Output an exact reproduction of the data.

Records that describe figures
● ● ●

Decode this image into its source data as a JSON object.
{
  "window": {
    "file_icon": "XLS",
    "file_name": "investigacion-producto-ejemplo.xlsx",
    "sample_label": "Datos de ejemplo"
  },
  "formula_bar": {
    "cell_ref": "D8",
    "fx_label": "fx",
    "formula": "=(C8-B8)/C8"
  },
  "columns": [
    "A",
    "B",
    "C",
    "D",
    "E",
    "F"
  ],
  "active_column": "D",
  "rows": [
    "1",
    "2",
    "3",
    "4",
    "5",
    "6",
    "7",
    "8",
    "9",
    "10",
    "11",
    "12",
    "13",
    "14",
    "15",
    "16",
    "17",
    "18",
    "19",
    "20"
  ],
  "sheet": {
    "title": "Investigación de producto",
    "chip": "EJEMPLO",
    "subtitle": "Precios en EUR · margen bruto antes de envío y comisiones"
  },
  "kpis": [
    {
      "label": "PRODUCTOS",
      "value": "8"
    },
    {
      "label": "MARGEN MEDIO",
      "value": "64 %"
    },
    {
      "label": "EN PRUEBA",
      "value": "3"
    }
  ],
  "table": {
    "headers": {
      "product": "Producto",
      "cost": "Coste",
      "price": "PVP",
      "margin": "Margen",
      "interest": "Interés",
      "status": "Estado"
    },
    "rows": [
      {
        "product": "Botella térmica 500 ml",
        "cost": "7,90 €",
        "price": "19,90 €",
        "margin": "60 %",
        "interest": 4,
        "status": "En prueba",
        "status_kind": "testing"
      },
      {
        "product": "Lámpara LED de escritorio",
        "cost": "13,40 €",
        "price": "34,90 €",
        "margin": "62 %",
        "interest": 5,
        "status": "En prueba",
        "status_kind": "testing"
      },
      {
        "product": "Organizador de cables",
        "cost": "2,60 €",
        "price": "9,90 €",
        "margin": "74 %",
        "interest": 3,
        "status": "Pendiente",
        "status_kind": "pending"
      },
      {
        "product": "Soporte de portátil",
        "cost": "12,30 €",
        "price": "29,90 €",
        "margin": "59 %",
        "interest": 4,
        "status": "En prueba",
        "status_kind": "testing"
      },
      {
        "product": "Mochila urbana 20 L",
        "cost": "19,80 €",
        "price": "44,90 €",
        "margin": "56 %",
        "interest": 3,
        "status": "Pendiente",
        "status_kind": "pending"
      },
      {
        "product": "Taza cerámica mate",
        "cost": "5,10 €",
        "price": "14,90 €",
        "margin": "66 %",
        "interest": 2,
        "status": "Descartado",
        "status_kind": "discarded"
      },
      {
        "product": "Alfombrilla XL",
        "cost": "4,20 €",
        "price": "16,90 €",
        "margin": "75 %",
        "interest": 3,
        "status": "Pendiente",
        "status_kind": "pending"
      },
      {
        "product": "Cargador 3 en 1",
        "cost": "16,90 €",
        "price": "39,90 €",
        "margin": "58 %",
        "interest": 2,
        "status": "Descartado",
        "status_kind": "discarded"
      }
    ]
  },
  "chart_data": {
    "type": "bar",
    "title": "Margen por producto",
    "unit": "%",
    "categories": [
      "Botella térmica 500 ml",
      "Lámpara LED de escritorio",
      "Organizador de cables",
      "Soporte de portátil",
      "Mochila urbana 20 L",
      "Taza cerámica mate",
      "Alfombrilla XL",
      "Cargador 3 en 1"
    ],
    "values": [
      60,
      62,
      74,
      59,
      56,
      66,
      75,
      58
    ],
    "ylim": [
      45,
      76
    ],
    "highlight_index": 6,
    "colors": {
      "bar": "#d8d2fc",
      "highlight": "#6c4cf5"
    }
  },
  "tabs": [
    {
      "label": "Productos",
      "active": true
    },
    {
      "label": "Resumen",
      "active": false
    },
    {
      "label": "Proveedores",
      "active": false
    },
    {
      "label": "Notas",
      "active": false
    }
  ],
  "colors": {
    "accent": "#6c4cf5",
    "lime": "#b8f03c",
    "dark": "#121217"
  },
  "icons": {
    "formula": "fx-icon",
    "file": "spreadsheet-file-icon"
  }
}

● ● ●

• _Response to this task_
Decode this image into its source data as a JSON object.
{
  "window": {
    "file_icon": "XLS",
    "file_name": "investigacion-producto-ejemplo.xlsx",
    "sample_label": "Datos de ejemplo"
  },
  "formula_bar": {
    "cell_ref": "D8",
    "fx_label": "fx",
    "formula": "=(C8-B8)/C8"
  },
  "columns": [
    "A",
    "B",
    "C",
    "D",
    "E",
    "F"
  ],
  "active_column": "D",
  "rows": [
    "1",
    "2",
    "3",
    "4",
    "5",
    "6",
    "7",
    "8",
    "9",
    "10",
    "11",
    "12",
    "13",
    "14",
    "15",
    "16",
    "17",
    "18",
    "19",
    "20"
  ],
  "sheet": {
    "title": "Investigación de producto",
    "chip": "EJEMPLO",
    "subtitle": "Precios en EUR · margen bruto antes de envío y comisiones"
  },
  "kpis": [
    {
      "label": "PRODUCTOS",
      "value": "8"
    },
    {
      "label": "MARGEN MEDIO",
      "value": "64 %"
    },
    {
      "label": "EN PRUEBA",
      "value": "3"
    }
  ],
  "table": {
    "headers": {
      "product": "Producto",
      "cost": "Coste",
      "price": "PVP",
      "margin": "Margen",
      "interest": "Interés",
      "status": "Estado"
    },
    "rows": [
      {
        "product": "Botella térmica 500 ml",
        "cost": "7,90 €",
        "price": "19,90 €",
        "margin": "60 %",
        "interest": 4,
        "status": "En prueba",
        "status_kind": "testing"
      },
      {
        "product": "Lámpara LED de escritorio",
        "cost": "13,40 €",
        "price": "34,90 €",
        "margin": "62 %",
        "interest": 5,
        "status": "En prueba",
        "status_kind": "testing"
      },
      {
        "product": "Organizador de cables",
        "cost": "2,60 €",
        "price": "9,90 €",
        "margin": "74 %",
        "interest": 3,
        "status": "Pendiente",
        "status_kind": "pending"
      },
      {
        "product": "Soporte de portátil",
        "cost": "12,30 €",
        "price": "29,90 €",
        "margin": "59 %",
        "interest": 4,
        "status": "En prueba",
        "status_kind": "testing"
      },
      {
        "product": "Mochila urbana 20 L",
        "cost": "19,80 €",
        "price": "44,90 €",
        "margin": "56 %",
        "interest": 3,
        "status": "Pendiente",
        "status_kind": "pending"
      },
      {
        "product": "Taza cerámica mate",
        "cost": "5,10 €",
        "price": "14,90 €",
        "margin": "66 %",
        "interest": 2,
        "status": "Descartado",
        "status_kind": "discarded"
      },
      {
        "product": "Alfombrilla XL",
        "cost": "4,20 €",
        "price": "16,90 €",
        "margin": "75 %",
        "interest": 3,
        "status": "Pendiente",
        "status_kind": "pending"
      },
      {
        "product": "Cargador 3 en 1",
        "cost": "16,90 €",
        "price": "39,90 €",
        "margin": "58 %",
        "interest": 2,
        "status": "Descartado",
        "status_kind": "discarded"
      }
    ]
  },
  "chart_data": {
    "type": "bar",
    "title": "Margen por producto",
    "unit": "%",
    "categories": [
      "Botella térmica 500 ml",
      "Lámpara LED de escritorio",
      "Organizador de cables",
      "Soporte de portátil",
      "Mochila urbana 20 L",
      "Taza cerámica mate",
      "Alfombrilla XL",
      "Cargador 3 en 1"
    ],
    "values": [
      60,
      62,
      74,
      59,
      56,
      66,
      75,
      58
    ],
    "ylim": [
      45,
      76
    ],
    "highlight_index": 6,
    "colors": {
      "bar": "#d8d2fc",
      "highlight": "#6c4cf5"
    }
  },
  "tabs": [
    {
      "label": "Productos",
      "active": true
    },
    {
      "label": "Resumen",
      "active": false
    },
    {
      "label": "Proveedores",
      "active": false
    },
    {
      "label": "Notas",
      "active": false
    }
  ],
  "colors": {
    "accent": "#6c4cf5",
    "lime": "#b8f03c",
    "dark": "#121217"
  },
  "icons": {
    "formula": "fx-icon",
    "file": "spreadsheet-file-icon"
  }
}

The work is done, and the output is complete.